### CHALLENGE
Images are excluded; otherwise, output every record exactly.

### LISTED ENTRIES
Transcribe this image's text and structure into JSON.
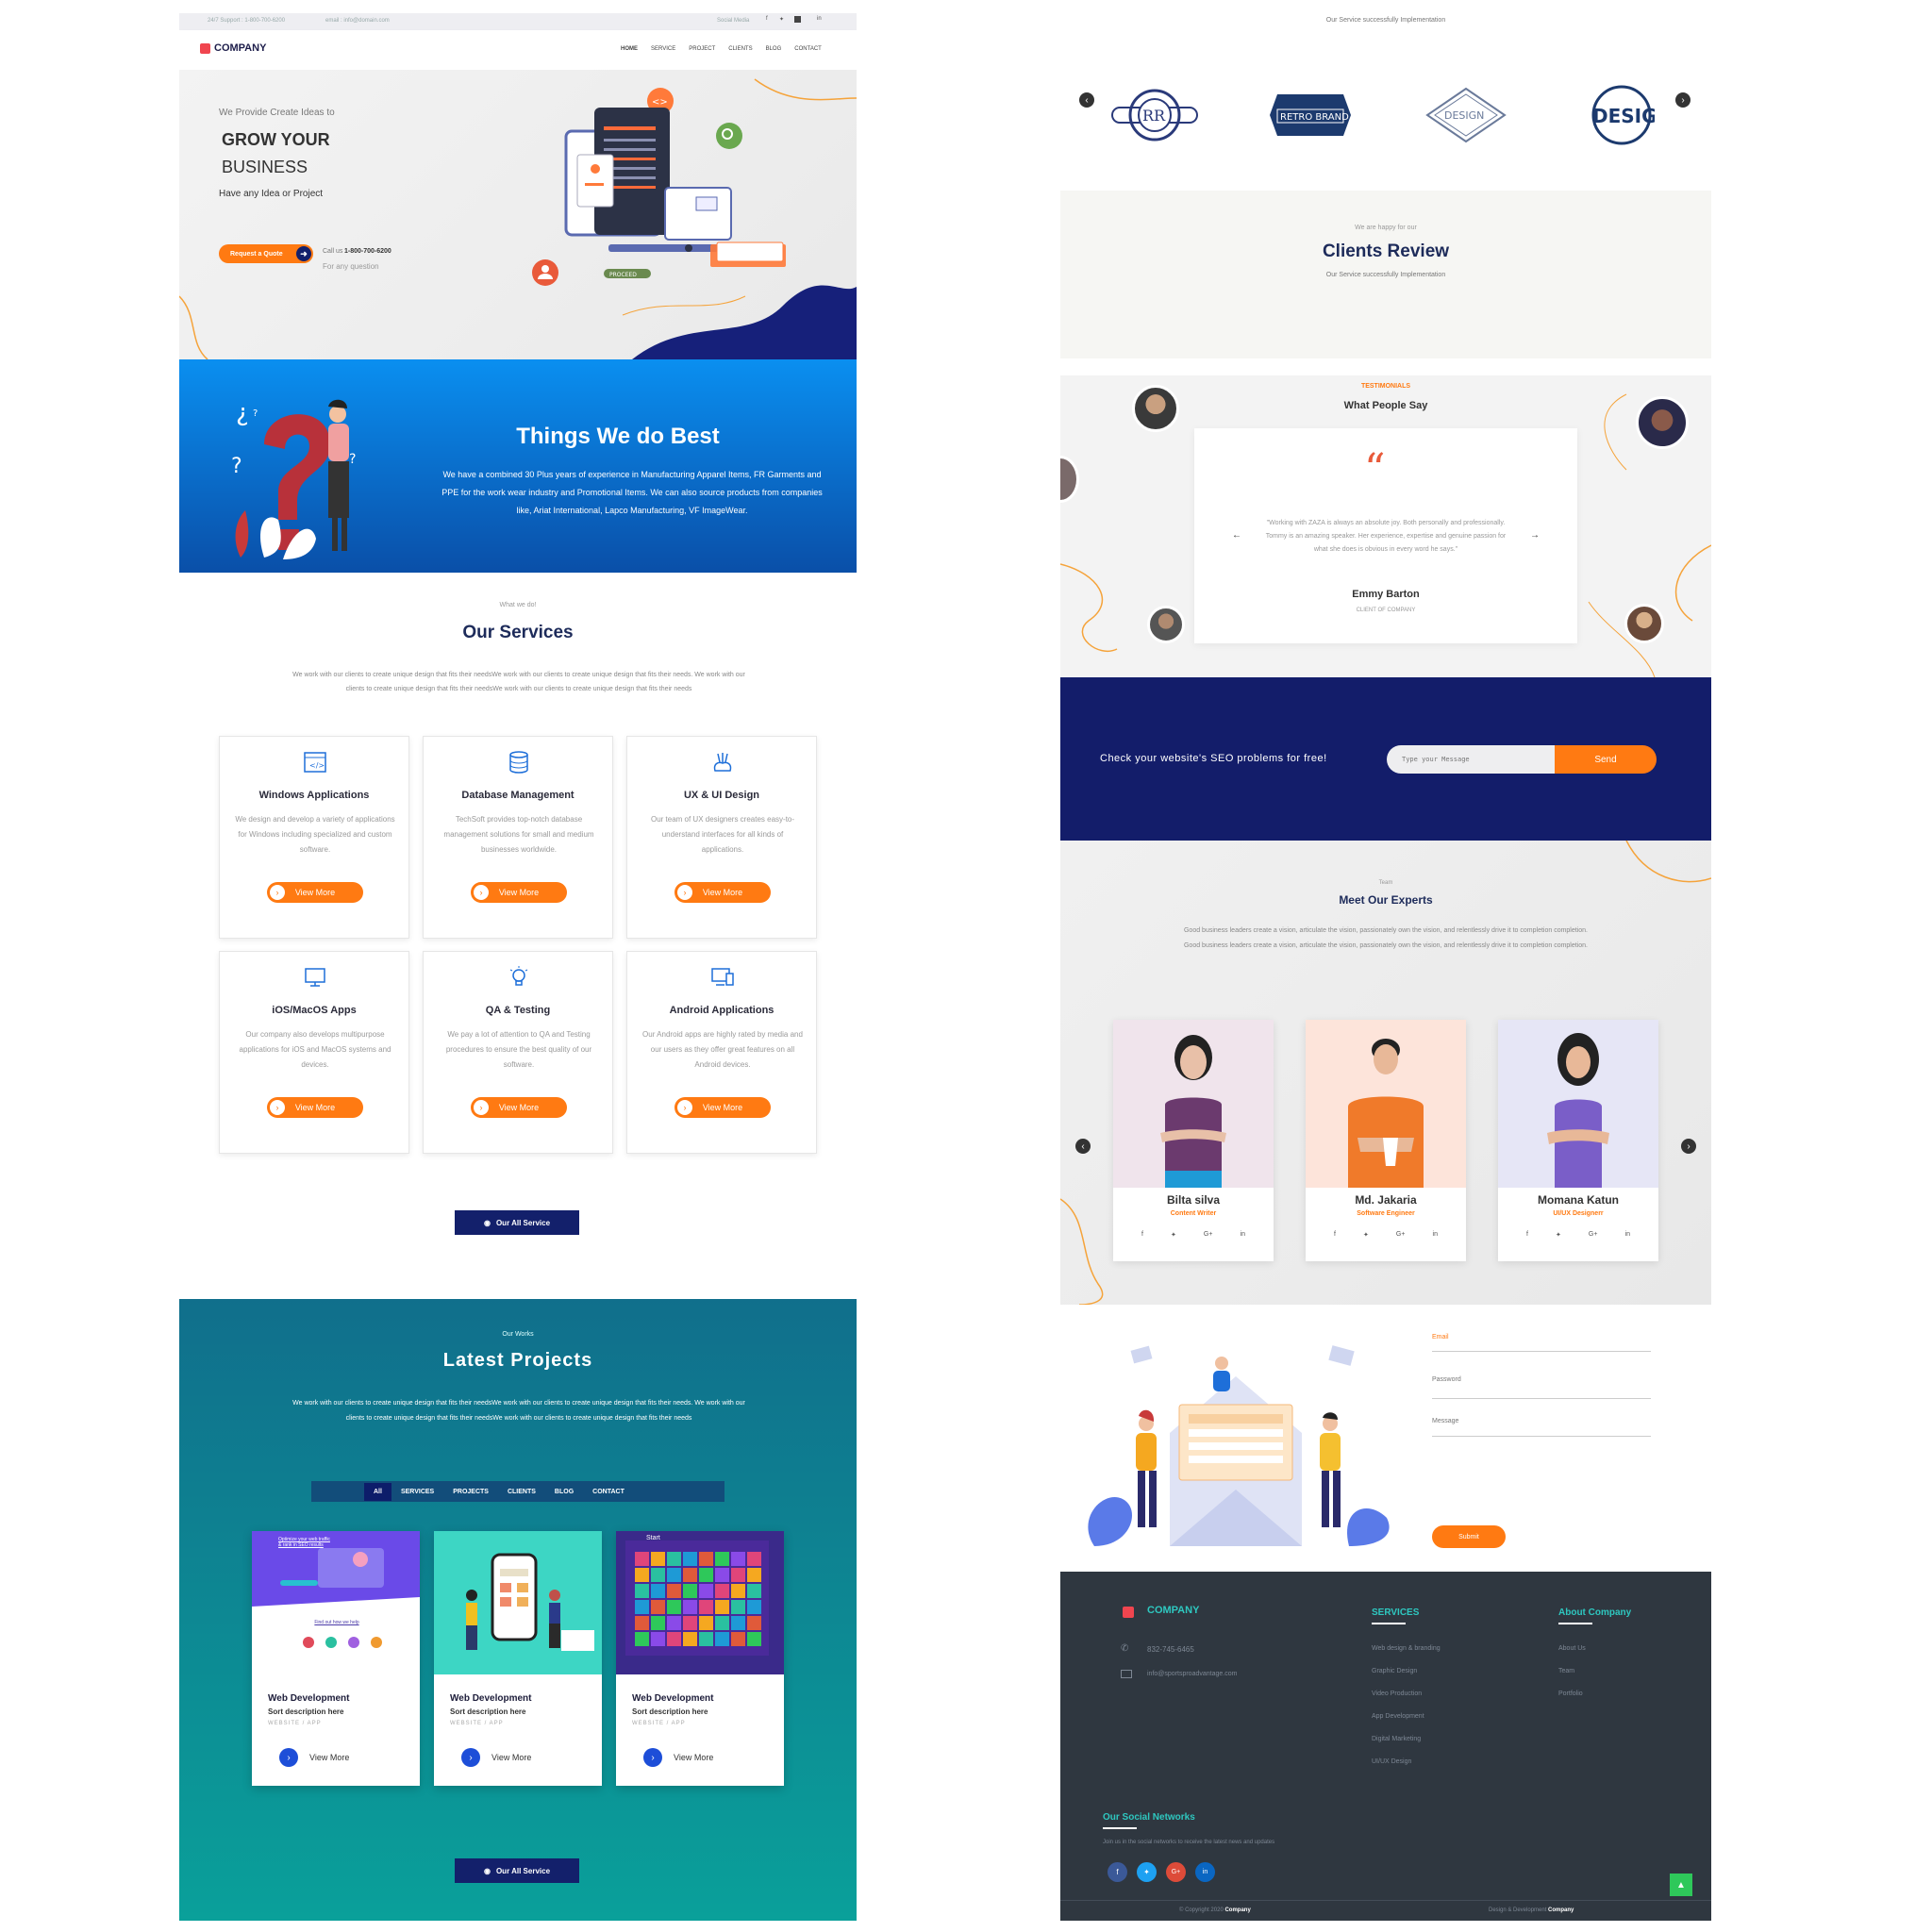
{
  "topbar": {
    "support": "24/7 Support : 1-800-700-6200",
    "email": "email : info@domain.com",
    "social_label": "Social Media"
  },
  "header": {
    "logo": "COMPANY",
    "nav": [
      "HOME",
      "SERVICE",
      "PROJECT",
      "CLIENTS",
      "BLOG",
      "CONTACT"
    ]
  },
  "hero": {
    "kicker": "We Provide Create Ideas to",
    "title_line1": "GROW YOUR",
    "title_line2": "BUSINESS",
    "subtitle": "Have any Idea or Project",
    "cta": "Request a Quote",
    "call_label": "Call us",
    "phone": "1-800-700-6200",
    "call_sub": "For any question",
    "illustration_badge": "PROCEED"
  },
  "best": {
    "title": "Things We do Best",
    "text": "We have a combined 30 Plus years of experience in Manufacturing Apparel Items, FR Garments and PPE for the work wear industry and Promotional Items. We can also source products from companies like, Ariat International, Lapco Manufacturing, VF ImageWear."
  },
  "services": {
    "kicker": "What we do!",
    "title": "Our Services",
    "intro": "We work with our clients to create unique design that fits their needsWe work with our clients to create unique design that fits their needs. We work with our clients to create unique design that fits their needsWe work with our clients to create unique design that fits their needs",
    "view_more": "View More",
    "all_button": "Our All Service",
    "items": [
      {
        "icon": "code-window-icon",
        "title": "Windows Applications",
        "desc": "We design and develop a variety of applications for Windows including specialized and custom software."
      },
      {
        "icon": "database-icon",
        "title": "Database Management",
        "desc": "TechSoft provides top-notch database management solutions for small and medium businesses worldwide."
      },
      {
        "icon": "design-hand-icon",
        "title": "UX & UI Design",
        "desc": "Our team of UX designers creates easy-to-understand interfaces for all kinds of applications."
      },
      {
        "icon": "monitor-icon",
        "title": "iOS/MacOS Apps",
        "desc": "Our company also develops multipurpose applications for iOS and MacOS systems and devices."
      },
      {
        "icon": "lightbulb-icon",
        "title": "QA & Testing",
        "desc": "We pay a lot of attention to QA and Testing procedures to ensure the best quality of our software."
      },
      {
        "icon": "devices-icon",
        "title": "Android Applications",
        "desc": "Our Android apps are highly rated by media and our users as they offer great features on all Android devices."
      }
    ]
  },
  "projects": {
    "kicker": "Our Works",
    "title": "Latest Projects",
    "intro": "We work with our clients to create unique design that fits their needsWe work with our clients to create unique design that fits their needs. We work with our clients to create unique design that fits their needsWe work with our clients to create unique design that fits their needs",
    "tabs": [
      "All",
      "SERVICES",
      "PROJECTS",
      "CLIENTS",
      "BLOG",
      "CONTACT"
    ],
    "all_button": "Our All Service",
    "items": [
      {
        "title": "Web Development",
        "sub": "Sort description here",
        "cat": "WEBSITE / APP",
        "cta": "View More",
        "mock_heading": "Optimize your web traffic & rank in SEO results",
        "mock_sub": "Find out how we help"
      },
      {
        "title": "Web Development",
        "sub": "Sort description here",
        "cat": "WEBSITE / APP",
        "cta": "View More"
      },
      {
        "title": "Web Development",
        "sub": "Sort description here",
        "cat": "WEBSITE / APP",
        "cta": "View More",
        "mock_heading": "Start"
      }
    ]
  },
  "brands": {
    "caption": "Our Service successfully Implementation",
    "logos": [
      "RR",
      "RETRO BRAND",
      "DESIGN",
      "DESIGN"
    ]
  },
  "reviews": {
    "kicker": "We are happy for our",
    "title": "Clients Review",
    "caption": "Our Service successfully Implementation"
  },
  "testimonials": {
    "kicker": "TESTIMONIALS",
    "title": "What People Say",
    "quote": "\"Working with ZAZA is always an absolute joy. Both personally and professionally. Tommy is an amazing speaker. Her experience, expertise and genuine passion for what she does is obvious in every word he says.\"",
    "name": "Emmy Barton",
    "role": "CLIENT OF COMPANY"
  },
  "seo": {
    "text": "Check your website's SEO problems for free!",
    "placeholder": "Type your Message",
    "button": "Send"
  },
  "experts": {
    "kicker": "Team",
    "title": "Meet Our Experts",
    "intro": "Good business leaders create a vision, articulate the vision, passionately own the vision, and relentlessly drive it to completion completion. Good business leaders create a vision, articulate the vision, passionately own the vision, and relentlessly drive it to completion completion.",
    "members": [
      {
        "name": "Bilta silva",
        "role": "Content Writer",
        "bg": "#f0e4ec",
        "shirt": "#6b3a6e"
      },
      {
        "name": "Md. Jakaria",
        "role": "Software Engineer",
        "bg": "#fde4da",
        "shirt": "#f07a2a"
      },
      {
        "name": "Momana Katun",
        "role": "UI/UX Designerr",
        "bg": "#e6e6f6",
        "shirt": "#7a5ec8"
      }
    ]
  },
  "contact": {
    "email_label": "Email",
    "password_label": "Password",
    "message_label": "Message",
    "submit": "Submit"
  },
  "footer": {
    "logo": "COMPANY",
    "phone": "832-745-6465",
    "email": "info@sportsproadvantage.com",
    "services_title": "SERVICES",
    "services": [
      "Web design & branding",
      "Graphic Design",
      "Video Production",
      "App Development",
      "Digital Marketing",
      "UI/UX Design"
    ],
    "about_title": "About Company",
    "about": [
      "About Us",
      "Team",
      "Portfolio"
    ],
    "social_title": "Our Social Networks",
    "social_text": "Join us in the social networks to receive the latest news and updates",
    "copyright": "© Copyright 2020",
    "copyright_brand": "Company",
    "design_by": "Design & Development",
    "design_brand": "Company"
  },
  "colors": {
    "orange": "#ff7a12",
    "navy": "#13206b",
    "blue": "#0a6fd6",
    "teal": "#0a9b9a",
    "footer": "#2f3740",
    "brand_red": "#f0454f"
  }
}
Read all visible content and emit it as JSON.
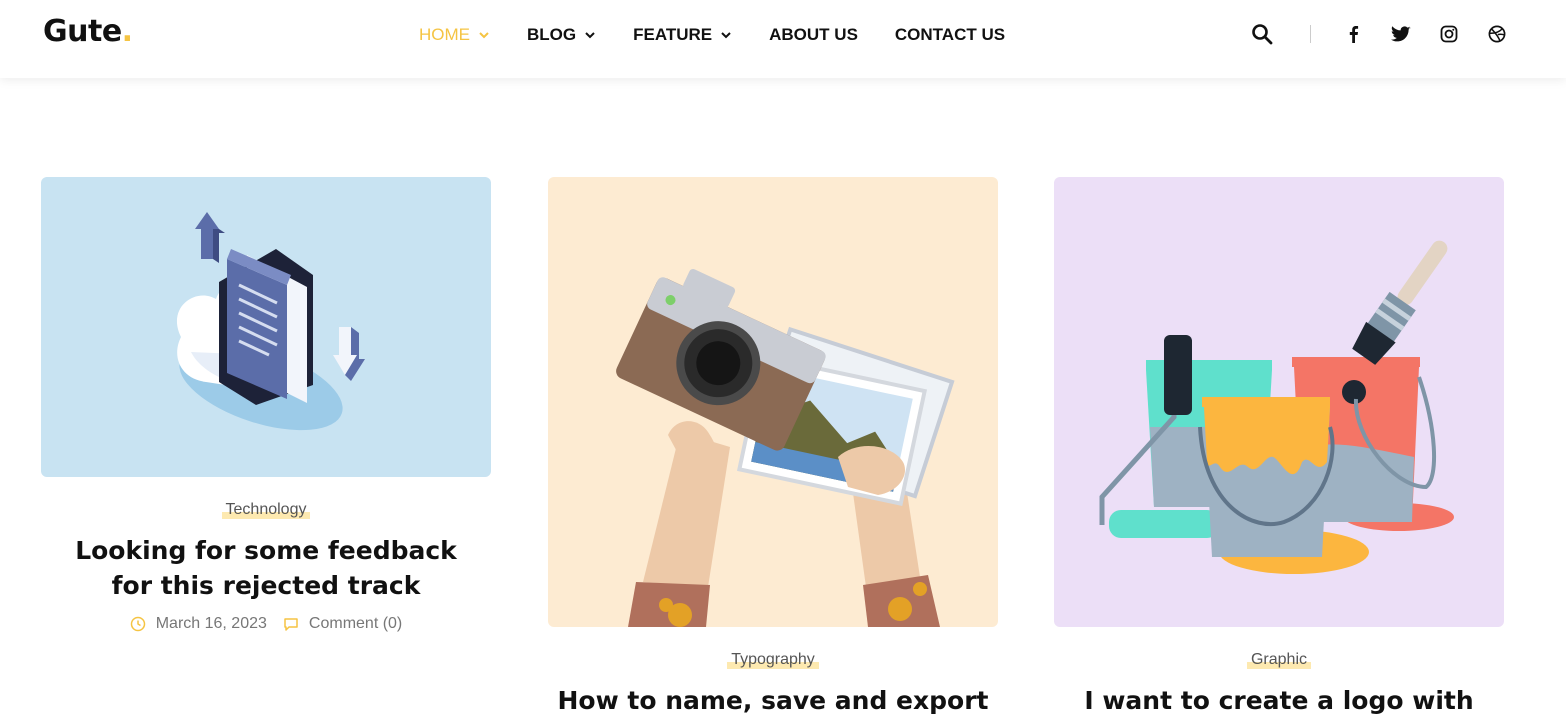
{
  "brand": {
    "name": "Gute",
    "dot": ".",
    "accent": "#f5c443"
  },
  "nav": {
    "items": [
      {
        "label": "HOME",
        "dropdown": true,
        "active": true
      },
      {
        "label": "BLOG",
        "dropdown": true,
        "active": false
      },
      {
        "label": "FEATURE",
        "dropdown": true,
        "active": false
      },
      {
        "label": "ABOUT US",
        "dropdown": false,
        "active": false
      },
      {
        "label": "CONTACT US",
        "dropdown": false,
        "active": false
      }
    ]
  },
  "header_tools": {
    "icons": [
      "search-icon",
      "facebook-icon",
      "twitter-icon",
      "instagram-icon",
      "dribbble-icon"
    ]
  },
  "posts": [
    {
      "category": "Technology",
      "title_lines": [
        "Looking for some feedback",
        "for this rejected track"
      ],
      "date": "March 16, 2023",
      "comments": "Comment (0)",
      "image_bg": "#c8e3f2",
      "image_subject": "cloud-documents-illustration"
    },
    {
      "category": "Typography",
      "title_lines": [
        "How to name, save and export"
      ],
      "image_bg": "#fdebd2",
      "image_subject": "camera-photos-illustration"
    },
    {
      "category": "Graphic",
      "title_lines": [
        "I want to create a logo with"
      ],
      "image_bg": "#ecdff7",
      "image_subject": "paint-buckets-illustration"
    }
  ]
}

### OUTPUT OF THE TASK
Transcribe this image's text and structure into JSON.
{
  "topbar": {
    "support": "24/7 Support : 1-800-700-6200",
    "email": "email : info@domain.com",
    "social_label": "Social Media"
  },
  "header": {
    "logo": "COMPANY",
    "nav": [
      "HOME",
      "SERVICE",
      "PROJECT",
      "CLIENTS",
      "BLOG",
      "CONTACT"
    ]
  },
  "hero": {
    "kicker": "We Provide Create Ideas to",
    "title_line1": "GROW YOUR",
    "title_line2": "BUSINESS",
    "subtitle": "Have any Idea or Project",
    "cta": "Request a Quote",
    "call_label": "Call us",
    "phone": "1-800-700-6200",
    "call_sub": "For any question",
    "illustration_badge": "PROCEED"
  },
  "best": {
    "title": "Things We do Best",
    "text": "We have a combined 30 Plus years of experience in Manufacturing Apparel Items, FR Garments and PPE for the work wear industry and Promotional Items. We can also source products from companies like, Ariat International, Lapco Manufacturing, VF ImageWear."
  },
  "services": {
    "kicker": "What we do!",
    "title": "Our Services",
    "intro": "We work with our clients to create unique design that fits their needsWe work with our clients to create unique design that fits their needs. We work with our clients to create unique design that fits their needsWe work with our clients to create unique design that fits their needs",
    "view_more": "View More",
    "all_button": "Our All Service",
    "items": [
      {
        "icon": "code-window-icon",
        "title": "Windows Applications",
        "desc": "We design and develop a variety of applications for Windows including specialized and custom software."
      },
      {
        "icon": "database-icon",
        "title": "Database Management",
        "desc": "TechSoft provides top-notch database management solutions for small and medium businesses worldwide."
      },
      {
        "icon": "design-hand-icon",
        "title": "UX & UI Design",
        "desc": "Our team of UX designers creates easy-to-understand interfaces for all kinds of applications."
      },
      {
        "icon": "monitor-icon",
        "title": "iOS/MacOS Apps",
        "desc": "Our company also develops multipurpose applications for iOS and MacOS systems and devices."
      },
      {
        "icon": "lightbulb-icon",
        "title": "QA & Testing",
        "desc": "We pay a lot of attention to QA and Testing procedures to ensure the best quality of our software."
      },
      {
        "icon": "devices-icon",
        "title": "Android Applications",
        "desc": "Our Android apps are highly rated by media and our users as they offer great features on all Android devices."
      }
    ]
  },
  "projects": {
    "kicker": "Our Works",
    "title": "Latest Projects",
    "intro": "We work with our clients to create unique design that fits their needsWe work with our clients to create unique design that fits their needs. We work with our clients to create unique design that fits their needsWe work with our clients to create unique design that fits their needs",
    "tabs": [
      "All",
      "SERVICES",
      "PROJECTS",
      "CLIENTS",
      "BLOG",
      "CONTACT"
    ],
    "all_button": "Our All Service",
    "items": [
      {
        "title": "Web Development",
        "sub": "Sort description here",
        "cat": "WEBSITE / APP",
        "cta": "View More",
        "mock_heading": "Optimize your web traffic & rank in SEO results",
        "mock_sub": "Find out how we help"
      },
      {
        "title": "Web Development",
        "sub": "Sort description here",
        "cat": "WEBSITE / APP",
        "cta": "View More"
      },
      {
        "title": "Web Development",
        "sub": "Sort description here",
        "cat": "WEBSITE / APP",
        "cta": "View More",
        "mock_heading": "Start"
      }
    ]
  },
  "brands": {
    "caption": "Our Service successfully Implementation",
    "logos": [
      "RR",
      "RETRO BRAND",
      "DESIGN",
      "DESIGN"
    ]
  },
  "reviews": {
    "kicker": "We are happy for our",
    "title": "Clients Review",
    "caption": "Our Service successfully Implementation"
  },
  "testimonials": {
    "kicker": "TESTIMONIALS",
    "title": "What People Say",
    "quote": "\"Working with ZAZA is always an absolute joy. Both personally and professionally. Tommy is an amazing speaker. Her experience, expertise and genuine passion for what she does is obvious in every word he says.\"",
    "name": "Emmy Barton",
    "role": "CLIENT OF COMPANY"
  },
  "seo": {
    "text": "Check your website's SEO problems for free!",
    "placeholder": "Type your Message",
    "button": "Send"
  },
  "experts": {
    "kicker": "Team",
    "title": "Meet Our Experts",
    "intro": "Good business leaders create a vision, articulate the vision, passionately own the vision, and relentlessly drive it to completion completion. Good business leaders create a vision, articulate the vision, passionately own the vision, and relentlessly drive it to completion completion.",
    "members": [
      {
        "name": "Bilta silva",
        "role": "Content Writer",
        "bg": "#f0e4ec",
        "shirt": "#6b3a6e"
      },
      {
        "name": "Md. Jakaria",
        "role": "Software Engineer",
        "bg": "#fde4da",
        "shirt": "#f07a2a"
      },
      {
        "name": "Momana Katun",
        "role": "UI/UX Designerr",
        "bg": "#e6e6f6",
        "shirt": "#7a5ec8"
      }
    ]
  },
  "contact": {
    "email_label": "Email",
    "password_label": "Password",
    "message_label": "Message",
    "submit": "Submit"
  },
  "footer": {
    "logo": "COMPANY",
    "phone": "832-745-6465",
    "email": "info@sportsproadvantage.com",
    "services_title": "SERVICES",
    "services": [
      "Web design & branding",
      "Graphic Design",
      "Video Production",
      "App Development",
      "Digital Marketing",
      "UI/UX Design"
    ],
    "about_title": "About Company",
    "about": [
      "About Us",
      "Team",
      "Portfolio"
    ],
    "social_title": "Our Social Networks",
    "social_text": "Join us in the social networks to receive the latest news and updates",
    "copyright": "© Copyright 2020",
    "copyright_brand": "Company",
    "design_by": "Design & Development",
    "design_brand": "Company"
  },
  "colors": {
    "orange": "#ff7a12",
    "navy": "#13206b",
    "blue": "#0a6fd6",
    "teal": "#0a9b9a",
    "footer": "#2f3740",
    "brand_red": "#f0454f"
  }
}
Read all visible content and emit it as JSON.
{
  "brand": {
    "name": "Gute",
    "dot": ".",
    "accent": "#f5c443"
  },
  "nav": {
    "items": [
      {
        "label": "HOME",
        "dropdown": true,
        "active": true
      },
      {
        "label": "BLOG",
        "dropdown": true,
        "active": false
      },
      {
        "label": "FEATURE",
        "dropdown": true,
        "active": false
      },
      {
        "label": "ABOUT US",
        "dropdown": false,
        "active": false
      },
      {
        "label": "CONTACT US",
        "dropdown": false,
        "active": false
      }
    ]
  },
  "header_tools": {
    "icons": [
      "search-icon",
      "facebook-icon",
      "twitter-icon",
      "instagram-icon",
      "dribbble-icon"
    ]
  },
  "posts": [
    {
      "category": "Technology",
      "title_lines": [
        "Looking for some feedback",
        "for this rejected track"
      ],
      "date": "March 16, 2023",
      "comments": "Comment (0)",
      "image_bg": "#c8e3f2",
      "image_subject": "cloud-documents-illustration"
    },
    {
      "category": "Typography",
      "title_lines": [
        "How to name, save and export"
      ],
      "image_bg": "#fdebd2",
      "image_subject": "camera-photos-illustration"
    },
    {
      "category": "Graphic",
      "title_lines": [
        "I want to create a logo with"
      ],
      "image_bg": "#ecdff7",
      "image_subject": "paint-buckets-illustration"
    }
  ]
}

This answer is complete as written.